> [DATASET]

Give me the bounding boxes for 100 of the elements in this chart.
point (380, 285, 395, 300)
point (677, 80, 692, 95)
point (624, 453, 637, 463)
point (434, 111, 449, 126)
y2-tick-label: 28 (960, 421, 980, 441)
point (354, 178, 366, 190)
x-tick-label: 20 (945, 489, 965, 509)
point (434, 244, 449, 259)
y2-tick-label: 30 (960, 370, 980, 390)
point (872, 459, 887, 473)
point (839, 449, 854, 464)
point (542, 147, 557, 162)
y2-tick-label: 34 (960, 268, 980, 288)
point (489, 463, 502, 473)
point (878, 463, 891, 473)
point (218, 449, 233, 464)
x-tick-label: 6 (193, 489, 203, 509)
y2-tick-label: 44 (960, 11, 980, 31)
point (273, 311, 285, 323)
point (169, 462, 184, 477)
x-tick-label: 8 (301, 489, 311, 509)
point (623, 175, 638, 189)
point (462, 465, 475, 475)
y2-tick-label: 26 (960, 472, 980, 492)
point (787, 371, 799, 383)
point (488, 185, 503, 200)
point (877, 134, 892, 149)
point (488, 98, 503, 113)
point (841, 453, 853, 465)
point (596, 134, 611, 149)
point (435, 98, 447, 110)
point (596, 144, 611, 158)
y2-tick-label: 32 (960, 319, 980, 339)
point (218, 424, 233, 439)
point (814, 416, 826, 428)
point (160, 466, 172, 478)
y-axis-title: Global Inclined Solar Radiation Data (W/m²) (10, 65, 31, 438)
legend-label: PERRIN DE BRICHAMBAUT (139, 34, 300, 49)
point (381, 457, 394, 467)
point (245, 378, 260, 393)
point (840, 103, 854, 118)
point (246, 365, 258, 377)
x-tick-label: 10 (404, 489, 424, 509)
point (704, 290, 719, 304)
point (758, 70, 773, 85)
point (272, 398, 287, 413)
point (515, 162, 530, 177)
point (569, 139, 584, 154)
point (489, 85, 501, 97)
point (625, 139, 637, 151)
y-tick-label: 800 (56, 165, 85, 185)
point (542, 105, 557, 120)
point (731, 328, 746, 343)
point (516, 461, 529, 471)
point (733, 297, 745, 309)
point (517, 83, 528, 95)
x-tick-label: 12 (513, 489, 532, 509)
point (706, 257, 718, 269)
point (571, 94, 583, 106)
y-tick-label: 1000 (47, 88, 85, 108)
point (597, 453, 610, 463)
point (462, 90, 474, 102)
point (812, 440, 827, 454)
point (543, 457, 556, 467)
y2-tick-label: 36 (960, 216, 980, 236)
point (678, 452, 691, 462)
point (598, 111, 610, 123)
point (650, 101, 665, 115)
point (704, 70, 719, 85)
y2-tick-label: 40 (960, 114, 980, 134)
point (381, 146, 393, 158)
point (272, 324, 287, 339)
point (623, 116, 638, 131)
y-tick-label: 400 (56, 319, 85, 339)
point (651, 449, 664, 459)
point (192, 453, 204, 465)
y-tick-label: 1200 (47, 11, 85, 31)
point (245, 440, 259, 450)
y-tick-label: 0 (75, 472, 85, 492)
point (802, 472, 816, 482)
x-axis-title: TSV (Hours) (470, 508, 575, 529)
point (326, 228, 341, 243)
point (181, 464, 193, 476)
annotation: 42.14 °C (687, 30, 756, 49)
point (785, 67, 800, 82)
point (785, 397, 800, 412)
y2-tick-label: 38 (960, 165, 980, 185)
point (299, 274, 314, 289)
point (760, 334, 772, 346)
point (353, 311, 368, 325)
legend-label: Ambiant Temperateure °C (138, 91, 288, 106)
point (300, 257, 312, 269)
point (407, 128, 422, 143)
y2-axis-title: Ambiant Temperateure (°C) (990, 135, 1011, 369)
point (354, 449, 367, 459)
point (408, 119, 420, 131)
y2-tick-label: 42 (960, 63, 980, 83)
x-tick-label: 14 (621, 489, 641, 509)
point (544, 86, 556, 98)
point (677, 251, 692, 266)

> [GOAL OF THE EXERCISE]
Copy every entry above word for word, one line at a time and in the same order.

> [THE OUTPUT]
Give me the bounding boxes for 100 of the elements in this chart.
point (380, 285, 395, 300)
point (677, 80, 692, 95)
point (624, 453, 637, 463)
point (434, 111, 449, 126)
y2-tick-label: 28 (960, 421, 980, 441)
point (354, 178, 366, 190)
x-tick-label: 20 (945, 489, 965, 509)
point (434, 244, 449, 259)
y2-tick-label: 30 (960, 370, 980, 390)
point (872, 459, 887, 473)
point (839, 449, 854, 464)
point (542, 147, 557, 162)
y2-tick-label: 34 (960, 268, 980, 288)
point (489, 463, 502, 473)
point (878, 463, 891, 473)
point (218, 449, 233, 464)
x-tick-label: 6 (193, 489, 203, 509)
y2-tick-label: 44 (960, 11, 980, 31)
point (273, 311, 285, 323)
point (169, 462, 184, 477)
x-tick-label: 8 (301, 489, 311, 509)
point (623, 175, 638, 189)
point (462, 465, 475, 475)
y2-tick-label: 26 (960, 472, 980, 492)
point (787, 371, 799, 383)
point (488, 185, 503, 200)
point (877, 134, 892, 149)
point (488, 98, 503, 113)
point (841, 453, 853, 465)
point (596, 134, 611, 149)
point (435, 98, 447, 110)
point (596, 144, 611, 158)
y2-tick-label: 32 (960, 319, 980, 339)
point (218, 424, 233, 439)
point (814, 416, 826, 428)
point (160, 466, 172, 478)
y-axis-title: Global Inclined Solar Radiation Data (W/m²) (10, 65, 31, 438)
legend-label: PERRIN DE BRICHAMBAUT (139, 34, 300, 49)
point (381, 457, 394, 467)
point (245, 378, 260, 393)
point (840, 103, 854, 118)
point (246, 365, 258, 377)
x-tick-label: 10 (404, 489, 424, 509)
point (704, 290, 719, 304)
point (758, 70, 773, 85)
point (272, 398, 287, 413)
point (515, 162, 530, 177)
point (569, 139, 584, 154)
point (489, 85, 501, 97)
point (625, 139, 637, 151)
y-tick-label: 800 (56, 165, 85, 185)
point (542, 105, 557, 120)
point (731, 328, 746, 343)
point (516, 461, 529, 471)
point (733, 297, 745, 309)
point (517, 83, 528, 95)
x-tick-label: 12 (513, 489, 532, 509)
point (706, 257, 718, 269)
point (571, 94, 583, 106)
y-tick-label: 1000 (47, 88, 85, 108)
point (597, 453, 610, 463)
point (462, 90, 474, 102)
point (812, 440, 827, 454)
point (543, 457, 556, 467)
y2-tick-label: 36 (960, 216, 980, 236)
point (678, 452, 691, 462)
point (598, 111, 610, 123)
point (650, 101, 665, 115)
point (704, 70, 719, 85)
y2-tick-label: 40 (960, 114, 980, 134)
point (381, 146, 393, 158)
point (272, 324, 287, 339)
point (623, 116, 638, 131)
y-tick-label: 400 (56, 319, 85, 339)
point (651, 449, 664, 459)
point (192, 453, 204, 465)
y-tick-label: 1200 (47, 11, 85, 31)
point (245, 440, 259, 450)
y-tick-label: 0 (75, 472, 85, 492)
point (802, 472, 816, 482)
x-axis-title: TSV (Hours) (470, 508, 575, 529)
point (326, 228, 341, 243)
point (181, 464, 193, 476)
annotation: 42.14 °C (687, 30, 756, 49)
point (785, 67, 800, 82)
point (785, 397, 800, 412)
y2-tick-label: 38 (960, 165, 980, 185)
point (299, 274, 314, 289)
point (760, 334, 772, 346)
point (353, 311, 368, 325)
legend-label: Ambiant Temperateure °C (138, 91, 288, 106)
point (300, 257, 312, 269)
point (407, 128, 422, 143)
y2-axis-title: Ambiant Temperateure (°C) (990, 135, 1011, 369)
point (354, 449, 367, 459)
point (408, 119, 420, 131)
y2-tick-label: 42 (960, 63, 980, 83)
x-tick-label: 14 (621, 489, 641, 509)
point (544, 86, 556, 98)
point (677, 251, 692, 266)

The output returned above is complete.